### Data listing
********************

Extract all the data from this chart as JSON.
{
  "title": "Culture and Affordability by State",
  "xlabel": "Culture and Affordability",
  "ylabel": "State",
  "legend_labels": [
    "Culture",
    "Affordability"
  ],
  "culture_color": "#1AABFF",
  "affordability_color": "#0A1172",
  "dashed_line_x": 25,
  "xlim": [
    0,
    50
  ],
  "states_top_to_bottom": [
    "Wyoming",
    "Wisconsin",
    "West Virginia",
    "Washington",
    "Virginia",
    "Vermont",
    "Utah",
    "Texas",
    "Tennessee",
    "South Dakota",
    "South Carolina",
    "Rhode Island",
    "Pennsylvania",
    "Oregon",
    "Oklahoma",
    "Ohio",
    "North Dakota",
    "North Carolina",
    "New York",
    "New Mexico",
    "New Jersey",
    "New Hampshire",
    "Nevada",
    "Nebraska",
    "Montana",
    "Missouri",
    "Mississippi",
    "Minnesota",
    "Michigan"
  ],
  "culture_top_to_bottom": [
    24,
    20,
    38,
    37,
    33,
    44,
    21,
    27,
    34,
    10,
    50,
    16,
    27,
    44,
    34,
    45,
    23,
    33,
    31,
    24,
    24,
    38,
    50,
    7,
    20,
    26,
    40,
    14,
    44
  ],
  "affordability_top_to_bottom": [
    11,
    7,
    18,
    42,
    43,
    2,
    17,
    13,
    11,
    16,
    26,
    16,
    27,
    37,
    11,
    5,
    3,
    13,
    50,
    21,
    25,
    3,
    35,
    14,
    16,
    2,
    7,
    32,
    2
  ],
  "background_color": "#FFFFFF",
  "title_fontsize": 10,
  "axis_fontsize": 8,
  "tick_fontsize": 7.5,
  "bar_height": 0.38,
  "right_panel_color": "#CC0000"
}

********************

### What you will do
Your task is to print all of the records exactly.

### Response
Extract all the data from this chart as JSON.
{
  "title": "Culture and Affordability by State",
  "xlabel": "Culture and Affordability",
  "ylabel": "State",
  "legend_labels": [
    "Culture",
    "Affordability"
  ],
  "culture_color": "#1AABFF",
  "affordability_color": "#0A1172",
  "dashed_line_x": 25,
  "xlim": [
    0,
    50
  ],
  "states_top_to_bottom": [
    "Wyoming",
    "Wisconsin",
    "West Virginia",
    "Washington",
    "Virginia",
    "Vermont",
    "Utah",
    "Texas",
    "Tennessee",
    "South Dakota",
    "South Carolina",
    "Rhode Island",
    "Pennsylvania",
    "Oregon",
    "Oklahoma",
    "Ohio",
    "North Dakota",
    "North Carolina",
    "New York",
    "New Mexico",
    "New Jersey",
    "New Hampshire",
    "Nevada",
    "Nebraska",
    "Montana",
    "Missouri",
    "Mississippi",
    "Minnesota",
    "Michigan"
  ],
  "culture_top_to_bottom": [
    24,
    20,
    38,
    37,
    33,
    44,
    21,
    27,
    34,
    10,
    50,
    16,
    27,
    44,
    34,
    45,
    23,
    33,
    31,
    24,
    24,
    38,
    50,
    7,
    20,
    26,
    40,
    14,
    44
  ],
  "affordability_top_to_bottom": [
    11,
    7,
    18,
    42,
    43,
    2,
    17,
    13,
    11,
    16,
    26,
    16,
    27,
    37,
    11,
    5,
    3,
    13,
    50,
    21,
    25,
    3,
    35,
    14,
    16,
    2,
    7,
    32,
    2
  ],
  "background_color": "#FFFFFF",
  "title_fontsize": 10,
  "axis_fontsize": 8,
  "tick_fontsize": 7.5,
  "bar_height": 0.38,
  "right_panel_color": "#CC0000"
}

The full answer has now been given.